- [Task statement] Where a line contains the word "которые", copy that line.

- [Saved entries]
--------------------------------------------------
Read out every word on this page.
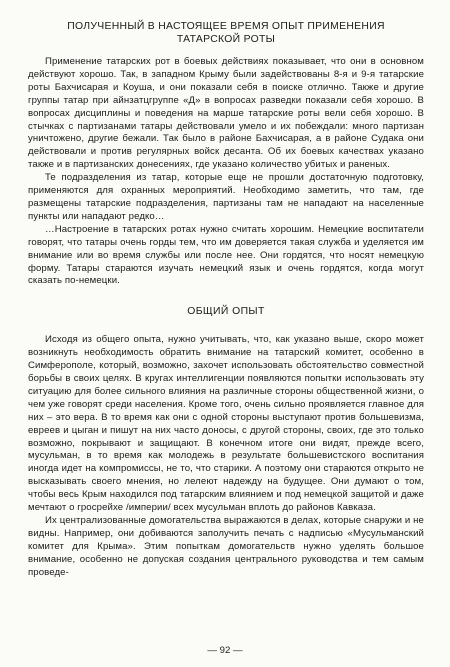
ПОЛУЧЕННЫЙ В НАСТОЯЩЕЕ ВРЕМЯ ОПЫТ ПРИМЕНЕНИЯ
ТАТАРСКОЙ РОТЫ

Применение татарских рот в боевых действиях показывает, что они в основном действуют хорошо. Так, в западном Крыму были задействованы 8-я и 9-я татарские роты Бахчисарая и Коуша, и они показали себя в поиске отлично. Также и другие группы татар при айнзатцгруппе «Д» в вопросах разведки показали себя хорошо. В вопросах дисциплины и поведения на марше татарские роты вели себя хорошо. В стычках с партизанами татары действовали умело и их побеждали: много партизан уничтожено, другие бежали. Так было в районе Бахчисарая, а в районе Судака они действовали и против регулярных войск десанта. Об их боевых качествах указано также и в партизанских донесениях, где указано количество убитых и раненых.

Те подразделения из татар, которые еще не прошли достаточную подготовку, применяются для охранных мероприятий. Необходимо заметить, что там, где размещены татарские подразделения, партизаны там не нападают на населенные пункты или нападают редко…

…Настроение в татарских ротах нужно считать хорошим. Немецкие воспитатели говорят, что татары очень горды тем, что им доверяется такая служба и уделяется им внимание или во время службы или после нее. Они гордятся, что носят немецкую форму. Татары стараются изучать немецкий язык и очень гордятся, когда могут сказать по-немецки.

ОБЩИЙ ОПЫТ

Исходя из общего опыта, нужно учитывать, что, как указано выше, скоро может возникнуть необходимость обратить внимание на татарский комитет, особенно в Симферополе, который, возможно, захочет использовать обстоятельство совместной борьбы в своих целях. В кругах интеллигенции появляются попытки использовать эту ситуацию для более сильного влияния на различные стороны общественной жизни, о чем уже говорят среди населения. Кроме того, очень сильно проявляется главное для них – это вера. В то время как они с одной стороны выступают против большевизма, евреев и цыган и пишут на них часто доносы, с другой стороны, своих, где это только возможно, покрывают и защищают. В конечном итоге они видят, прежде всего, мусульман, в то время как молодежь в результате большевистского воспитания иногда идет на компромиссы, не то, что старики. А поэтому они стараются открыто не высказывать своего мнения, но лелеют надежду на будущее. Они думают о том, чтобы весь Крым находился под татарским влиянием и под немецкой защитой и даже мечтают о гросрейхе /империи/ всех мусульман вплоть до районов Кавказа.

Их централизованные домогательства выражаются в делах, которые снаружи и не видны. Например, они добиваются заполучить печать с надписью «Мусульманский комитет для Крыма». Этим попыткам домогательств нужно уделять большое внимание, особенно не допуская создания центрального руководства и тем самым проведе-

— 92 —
--------------------------------------------------
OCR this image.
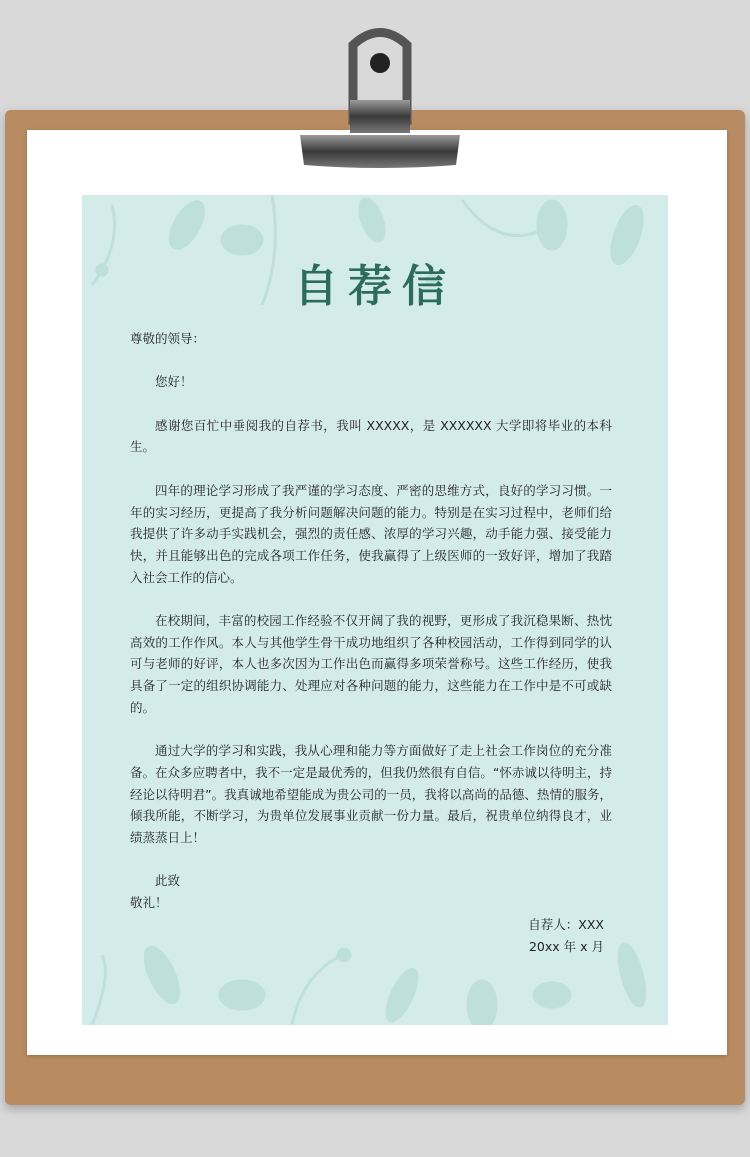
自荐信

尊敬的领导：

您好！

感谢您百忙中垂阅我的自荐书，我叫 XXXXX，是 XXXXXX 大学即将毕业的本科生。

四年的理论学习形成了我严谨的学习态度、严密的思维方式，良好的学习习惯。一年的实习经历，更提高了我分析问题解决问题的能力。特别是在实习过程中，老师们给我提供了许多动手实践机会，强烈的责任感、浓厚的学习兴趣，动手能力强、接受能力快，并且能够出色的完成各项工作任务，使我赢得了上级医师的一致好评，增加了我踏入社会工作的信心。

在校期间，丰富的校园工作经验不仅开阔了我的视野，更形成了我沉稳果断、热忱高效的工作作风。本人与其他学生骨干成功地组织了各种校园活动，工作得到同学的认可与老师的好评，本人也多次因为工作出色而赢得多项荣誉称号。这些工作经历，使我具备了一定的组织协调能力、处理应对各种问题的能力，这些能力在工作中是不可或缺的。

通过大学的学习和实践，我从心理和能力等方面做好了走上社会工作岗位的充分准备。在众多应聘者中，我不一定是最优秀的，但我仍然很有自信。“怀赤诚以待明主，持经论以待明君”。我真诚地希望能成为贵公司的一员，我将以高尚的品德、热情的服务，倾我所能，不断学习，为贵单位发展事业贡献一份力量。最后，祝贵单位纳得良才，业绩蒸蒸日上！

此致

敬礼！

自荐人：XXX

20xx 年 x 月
--------------------------------------------------
- [Problem solution]
Те подразделения из татар, которые еще не прошли достаточную подготовку, применяются для охранных мероприятий. Необходимо заметить, что там, где размещены татарские подразделения, партизаны там не нападают на населенные пункты или нападают редко…
Их централизованные домогательства выражаются в делах, которые снаружи и не видны. Например, они добиваются заполучить печать с надписью «Мусульманский комитет для Крыма». Этим попыткам домогательств нужно уделять большое внимание, особенно не допуская создания центрального руководства и тем самым проведе-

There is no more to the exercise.